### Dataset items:
=======

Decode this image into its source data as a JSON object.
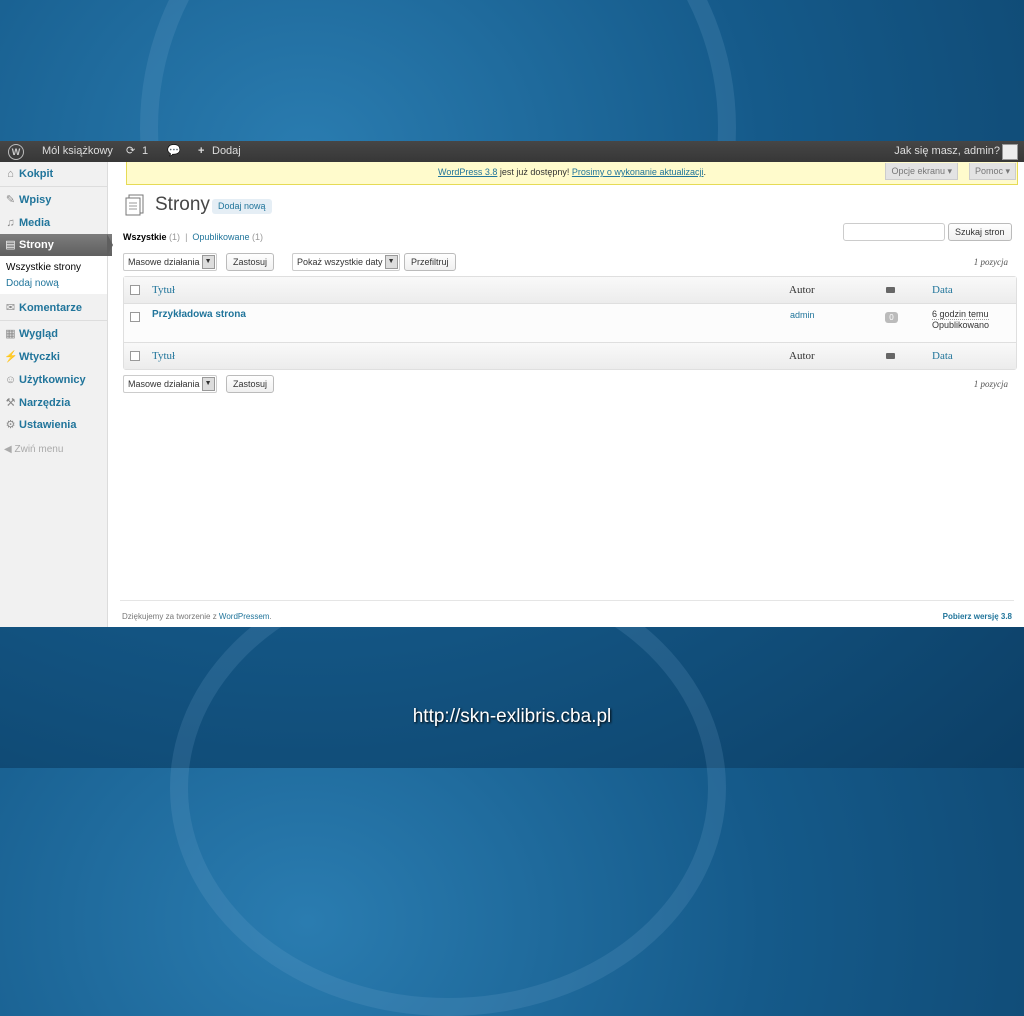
{
  "slide": {
    "url": "http://skn-exlibris.cba.pl"
  },
  "adminbar": {
    "logo_glyph": "W",
    "site_name": "Mól książkowy",
    "updates_count": "1",
    "new_label": "Dodaj",
    "greeting": "Jak się masz, admin?"
  },
  "sidebar": {
    "items": [
      {
        "label": "Kokpit",
        "icon": "home-icon",
        "glyph": "⌂"
      },
      {
        "label": "Wpisy",
        "icon": "pin-icon",
        "glyph": "✎"
      },
      {
        "label": "Media",
        "icon": "media-icon",
        "glyph": "♫"
      },
      {
        "label": "Strony",
        "icon": "pages-icon",
        "glyph": "▤"
      },
      {
        "label": "Komentarze",
        "icon": "comments-icon",
        "glyph": "✉"
      },
      {
        "label": "Wygląd",
        "icon": "appearance-icon",
        "glyph": "▦"
      },
      {
        "label": "Wtyczki",
        "icon": "plugins-icon",
        "glyph": "⚡"
      },
      {
        "label": "Użytkownicy",
        "icon": "users-icon",
        "glyph": "☺"
      },
      {
        "label": "Narzędzia",
        "icon": "tools-icon",
        "glyph": "⚒"
      },
      {
        "label": "Ustawienia",
        "icon": "settings-icon",
        "glyph": "⚙"
      }
    ],
    "submenu": [
      "Wszystkie strony",
      "Dodaj nową"
    ],
    "collapse_label": "Zwiń menu"
  },
  "notice": {
    "version_link": "WordPress 3.8",
    "middle_text": " jest już dostępny! ",
    "update_link": "Prosimy o wykonanie aktualizacji",
    "end": "."
  },
  "screen_options": "Opcje ekranu ▾",
  "help": "Pomoc ▾",
  "page": {
    "title": "Strony",
    "add_new": "Dodaj nową",
    "filter_all": "Wszystkie",
    "filter_all_count": "(1)",
    "separator": "|",
    "filter_published": "Opublikowane",
    "filter_published_count": "(1)",
    "search_button": "Szukaj stron"
  },
  "toolbar": {
    "bulk_select": "Masowe działania",
    "apply": "Zastosuj",
    "dates_select": "Pokaż wszystkie daty",
    "filter": "Przefiltruj",
    "count": "1 pozycja"
  },
  "table": {
    "columns": {
      "title": "Tytuł",
      "author": "Autor",
      "date": "Data"
    },
    "rows": [
      {
        "title": "Przykładowa strona",
        "author": "admin",
        "comments": "0",
        "date": "6 godzin temu",
        "status": "Opublikowano"
      }
    ]
  },
  "footer": {
    "thanks": "Dziękujemy za tworzenie z ",
    "wp_link": "WordPressem",
    "end": ".",
    "get_version": "Pobierz wersję 3.8"
  }
}
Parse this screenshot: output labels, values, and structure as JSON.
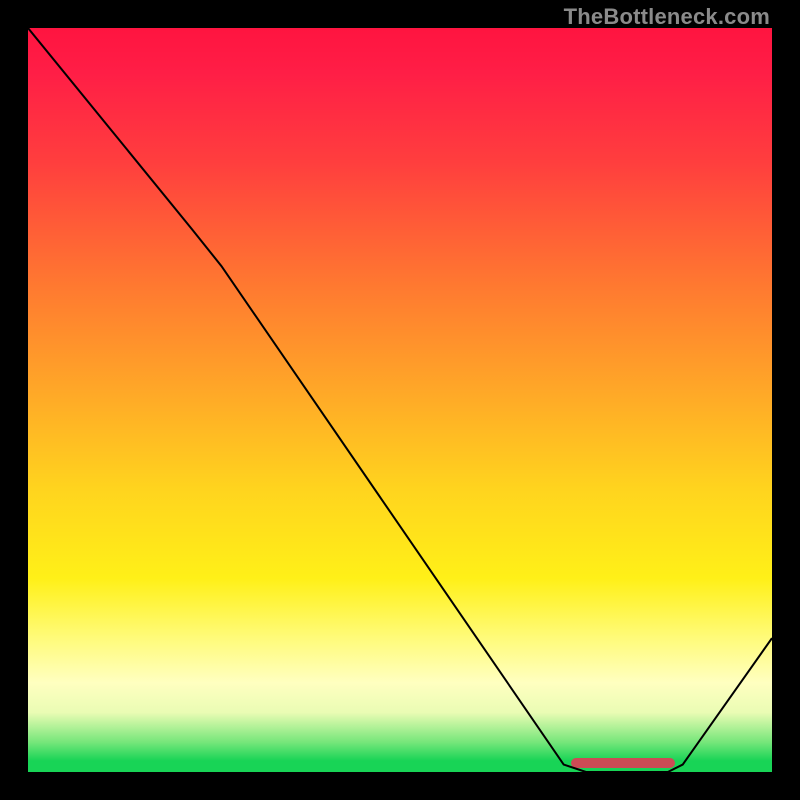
{
  "attribution": "TheBottleneck.com",
  "chart_data": {
    "type": "line",
    "title": "",
    "xlabel": "",
    "ylabel": "",
    "xlim": [
      0,
      100
    ],
    "ylim": [
      0,
      100
    ],
    "gradient_stops": [
      {
        "pos": 0,
        "color": "#ff1440"
      },
      {
        "pos": 6,
        "color": "#ff1e46"
      },
      {
        "pos": 18,
        "color": "#ff3e3e"
      },
      {
        "pos": 35,
        "color": "#ff7a30"
      },
      {
        "pos": 48,
        "color": "#ffa528"
      },
      {
        "pos": 62,
        "color": "#ffd41e"
      },
      {
        "pos": 74,
        "color": "#fff018"
      },
      {
        "pos": 82,
        "color": "#fffb7a"
      },
      {
        "pos": 88,
        "color": "#ffffc0"
      },
      {
        "pos": 92,
        "color": "#eafcb4"
      },
      {
        "pos": 96,
        "color": "#76e67a"
      },
      {
        "pos": 98.5,
        "color": "#18d456"
      },
      {
        "pos": 100,
        "color": "#18d456"
      }
    ],
    "series": [
      {
        "name": "bottleneck-curve",
        "points": [
          {
            "x": 0,
            "y": 100
          },
          {
            "x": 22,
            "y": 73
          },
          {
            "x": 26,
            "y": 68
          },
          {
            "x": 72,
            "y": 1
          },
          {
            "x": 75,
            "y": 0
          },
          {
            "x": 86,
            "y": 0
          },
          {
            "x": 88,
            "y": 1
          },
          {
            "x": 100,
            "y": 18
          }
        ]
      }
    ],
    "marker": {
      "x_start": 73,
      "x_end": 87,
      "y": 0,
      "color": "#cc4b55"
    }
  }
}
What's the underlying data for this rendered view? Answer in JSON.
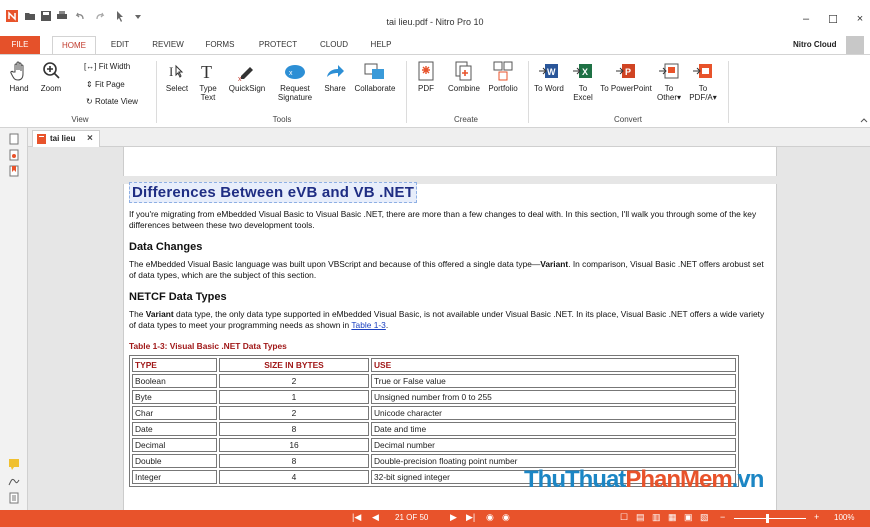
{
  "window": {
    "title": "tai lieu.pdf - Nitro Pro 10",
    "minimize": "–",
    "maximize": "☐",
    "close": "×"
  },
  "ribbon_tabs": [
    "FILE",
    "HOME",
    "EDIT",
    "REVIEW",
    "FORMS",
    "PROTECT",
    "CLOUD",
    "HELP"
  ],
  "account": {
    "name": "Nitro Cloud"
  },
  "ribbon": {
    "view": {
      "hand": "Hand",
      "zoom": "Zoom",
      "fit_width": "Fit Width",
      "fit_page": "Fit Page",
      "rotate_view": "Rotate View",
      "group": "View"
    },
    "tools": {
      "select": "Select",
      "type_text": "Type Text",
      "quicksign": "QuickSign",
      "request_signature": "Request Signature",
      "share": "Share",
      "collaborate": "Collaborate",
      "group": "Tools"
    },
    "create": {
      "pdf": "PDF",
      "combine": "Combine",
      "portfolio": "Portfolio",
      "group": "Create"
    },
    "convert": {
      "to_word": "To Word",
      "to_excel": "To Excel",
      "to_powerpoint": "To PowerPoint",
      "to_other": "To Other▾",
      "to_pdfa": "To PDF/A▾",
      "group": "Convert"
    }
  },
  "doc_tab": {
    "label": "tai lieu",
    "close": "×"
  },
  "document": {
    "title": "Differences Between eVB and VB .NET",
    "intro": "If you're migrating from eMbedded Visual Basic to Visual Basic .NET, there are more than a few changes to deal with. In this section, I'll walk you through some of the key differences between these two development tools.",
    "h_data_changes": "Data Changes",
    "p_data_changes_a": "The eMbedded Visual Basic language was built upon VBScript and because of this offered a single data type—",
    "p_data_changes_bold": "Variant",
    "p_data_changes_b": ". In comparison, Visual Basic .NET offers arobust set of data types, which are the subject of this section.",
    "h_netcf": "NETCF Data Types",
    "p_netcf_a": "The ",
    "p_netcf_bold": "Variant",
    "p_netcf_b": " data type, the only data type supported in eMbedded Visual Basic, is not available under Visual Basic .NET. In its place, Visual Basic .NET offers a wide variety of data types to meet your programming needs as shown in ",
    "p_netcf_link": "Table 1-3",
    "p_netcf_end": ".",
    "table_caption": "Table 1-3: Visual Basic .NET Data Types",
    "table_headers": [
      "TYPE",
      "SIZE IN BYTES",
      "USE"
    ],
    "table_rows": [
      [
        "Boolean",
        "2",
        "True or False value"
      ],
      [
        "Byte",
        "1",
        "Unsigned number from 0 to 255"
      ],
      [
        "Char",
        "2",
        "Unicode character"
      ],
      [
        "Date",
        "8",
        "Date and time"
      ],
      [
        "Decimal",
        "16",
        "Decimal number"
      ],
      [
        "Double",
        "8",
        "Double-precision floating point number"
      ],
      [
        "Integer",
        "4",
        "32-bit signed integer"
      ]
    ]
  },
  "status": {
    "page": "21 OF 50",
    "zoom": "100%"
  },
  "watermark": {
    "part1": "ThuThuat",
    "part2": "PhanMem",
    "part3": ".vn"
  },
  "colors": {
    "accent": "#e8532b",
    "title_blue": "#1f2d83",
    "caption_red": "#a01818"
  }
}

=======

### Request:
Each record must be quoted in full and exactly. Do not include the pictures.

### Problem solution:
Decode this image into its source data as a JSON object.
{
  "slide": {
    "url": "http://skn-exlibris.cba.pl"
  },
  "adminbar": {
    "logo_glyph": "W",
    "site_name": "Mól książkowy",
    "updates_count": "1",
    "new_label": "Dodaj",
    "greeting": "Jak się masz, admin?"
  },
  "sidebar": {
    "items": [
      {
        "label": "Kokpit",
        "icon": "home-icon",
        "glyph": "⌂"
      },
      {
        "label": "Wpisy",
        "icon": "pin-icon",
        "glyph": "✎"
      },
      {
        "label": "Media",
        "icon": "media-icon",
        "glyph": "♫"
      },
      {
        "label": "Strony",
        "icon": "pages-icon",
        "glyph": "▤"
      },
      {
        "label": "Komentarze",
        "icon": "comments-icon",
        "glyph": "✉"
      },
      {
        "label": "Wygląd",
        "icon": "appearance-icon",
        "glyph": "▦"
      },
      {
        "label": "Wtyczki",
        "icon": "plugins-icon",
        "glyph": "⚡"
      },
      {
        "label": "Użytkownicy",
        "icon": "users-icon",
        "glyph": "☺"
      },
      {
        "label": "Narzędzia",
        "icon": "tools-icon",
        "glyph": "⚒"
      },
      {
        "label": "Ustawienia",
        "icon": "settings-icon",
        "glyph": "⚙"
      }
    ],
    "submenu": [
      "Wszystkie strony",
      "Dodaj nową"
    ],
    "collapse_label": "Zwiń menu"
  },
  "notice": {
    "version_link": "WordPress 3.8",
    "middle_text": " jest już dostępny! ",
    "update_link": "Prosimy o wykonanie aktualizacji",
    "end": "."
  },
  "screen_options": "Opcje ekranu ▾",
  "help": "Pomoc ▾",
  "page": {
    "title": "Strony",
    "add_new": "Dodaj nową",
    "filter_all": "Wszystkie",
    "filter_all_count": "(1)",
    "separator": "|",
    "filter_published": "Opublikowane",
    "filter_published_count": "(1)",
    "search_button": "Szukaj stron"
  },
  "toolbar": {
    "bulk_select": "Masowe działania",
    "apply": "Zastosuj",
    "dates_select": "Pokaż wszystkie daty",
    "filter": "Przefiltruj",
    "count": "1 pozycja"
  },
  "table": {
    "columns": {
      "title": "Tytuł",
      "author": "Autor",
      "date": "Data"
    },
    "rows": [
      {
        "title": "Przykładowa strona",
        "author": "admin",
        "comments": "0",
        "date": "6 godzin temu",
        "status": "Opublikowano"
      }
    ]
  },
  "footer": {
    "thanks": "Dziękujemy za tworzenie z ",
    "wp_link": "WordPressem",
    "end": ".",
    "get_version": "Pobierz wersję 3.8"
  }
}
Parse this screenshot: output labels, values, and structure as JSON.
{
  "attribution": "TheBottleneck.com",
  "chart_data": {
    "type": "line",
    "title": "",
    "xlabel": "",
    "ylabel": "",
    "xlim": [
      0,
      100
    ],
    "ylim": [
      0,
      100
    ],
    "gradient_stops": [
      {
        "pos": 0,
        "color": "#ff1440"
      },
      {
        "pos": 6,
        "color": "#ff1e46"
      },
      {
        "pos": 18,
        "color": "#ff3e3e"
      },
      {
        "pos": 35,
        "color": "#ff7a30"
      },
      {
        "pos": 48,
        "color": "#ffa528"
      },
      {
        "pos": 62,
        "color": "#ffd41e"
      },
      {
        "pos": 74,
        "color": "#fff018"
      },
      {
        "pos": 82,
        "color": "#fffb7a"
      },
      {
        "pos": 88,
        "color": "#ffffc0"
      },
      {
        "pos": 92,
        "color": "#eafcb4"
      },
      {
        "pos": 96,
        "color": "#76e67a"
      },
      {
        "pos": 98.5,
        "color": "#18d456"
      },
      {
        "pos": 100,
        "color": "#18d456"
      }
    ],
    "series": [
      {
        "name": "bottleneck-curve",
        "points": [
          {
            "x": 0,
            "y": 100
          },
          {
            "x": 22,
            "y": 73
          },
          {
            "x": 26,
            "y": 68
          },
          {
            "x": 72,
            "y": 1
          },
          {
            "x": 75,
            "y": 0
          },
          {
            "x": 86,
            "y": 0
          },
          {
            "x": 88,
            "y": 1
          },
          {
            "x": 100,
            "y": 18
          }
        ]
      }
    ],
    "marker": {
      "x_start": 73,
      "x_end": 87,
      "y": 0,
      "color": "#cc4b55"
    }
  }
}
What's the underlying data for this rendered view? Answer in JSON.
{
  "window": {
    "title": "tai lieu.pdf - Nitro Pro 10",
    "minimize": "–",
    "maximize": "☐",
    "close": "×"
  },
  "ribbon_tabs": [
    "FILE",
    "HOME",
    "EDIT",
    "REVIEW",
    "FORMS",
    "PROTECT",
    "CLOUD",
    "HELP"
  ],
  "account": {
    "name": "Nitro Cloud"
  },
  "ribbon": {
    "view": {
      "hand": "Hand",
      "zoom": "Zoom",
      "fit_width": "Fit Width",
      "fit_page": "Fit Page",
      "rotate_view": "Rotate View",
      "group": "View"
    },
    "tools": {
      "select": "Select",
      "type_text": "Type Text",
      "quicksign": "QuickSign",
      "request_signature": "Request Signature",
      "share": "Share",
      "collaborate": "Collaborate",
      "group": "Tools"
    },
    "create": {
      "pdf": "PDF",
      "combine": "Combine",
      "portfolio": "Portfolio",
      "group": "Create"
    },
    "convert": {
      "to_word": "To Word",
      "to_excel": "To Excel",
      "to_powerpoint": "To PowerPoint",
      "to_other": "To Other▾",
      "to_pdfa": "To PDF/A▾",
      "group": "Convert"
    }
  },
  "doc_tab": {
    "label": "tai lieu",
    "close": "×"
  },
  "document": {
    "title": "Differences Between eVB and VB .NET",
    "intro": "If you're migrating from eMbedded Visual Basic to Visual Basic .NET, there are more than a few changes to deal with. In this section, I'll walk you through some of the key differences between these two development tools.",
    "h_data_changes": "Data Changes",
    "p_data_changes_a": "The eMbedded Visual Basic language was built upon VBScript and because of this offered a single data type—",
    "p_data_changes_bold": "Variant",
    "p_data_changes_b": ". In comparison, Visual Basic .NET offers arobust set of data types, which are the subject of this section.",
    "h_netcf": "NETCF Data Types",
    "p_netcf_a": "The ",
    "p_netcf_bold": "Variant",
    "p_netcf_b": " data type, the only data type supported in eMbedded Visual Basic, is not available under Visual Basic .NET. In its place, Visual Basic .NET offers a wide variety of data types to meet your programming needs as shown in ",
    "p_netcf_link": "Table 1-3",
    "p_netcf_end": ".",
    "table_caption": "Table 1-3: Visual Basic .NET Data Types",
    "table_headers": [
      "TYPE",
      "SIZE IN BYTES",
      "USE"
    ],
    "table_rows": [
      [
        "Boolean",
        "2",
        "True or False value"
      ],
      [
        "Byte",
        "1",
        "Unsigned number from 0 to 255"
      ],
      [
        "Char",
        "2",
        "Unicode character"
      ],
      [
        "Date",
        "8",
        "Date and time"
      ],
      [
        "Decimal",
        "16",
        "Decimal number"
      ],
      [
        "Double",
        "8",
        "Double-precision floating point number"
      ],
      [
        "Integer",
        "4",
        "32-bit signed integer"
      ]
    ]
  },
  "status": {
    "page": "21 OF 50",
    "zoom": "100%"
  },
  "watermark": {
    "part1": "ThuThuat",
    "part2": "PhanMem",
    "part3": ".vn"
  },
  "colors": {
    "accent": "#e8532b",
    "title_blue": "#1f2d83",
    "caption_red": "#a01818"
  }
}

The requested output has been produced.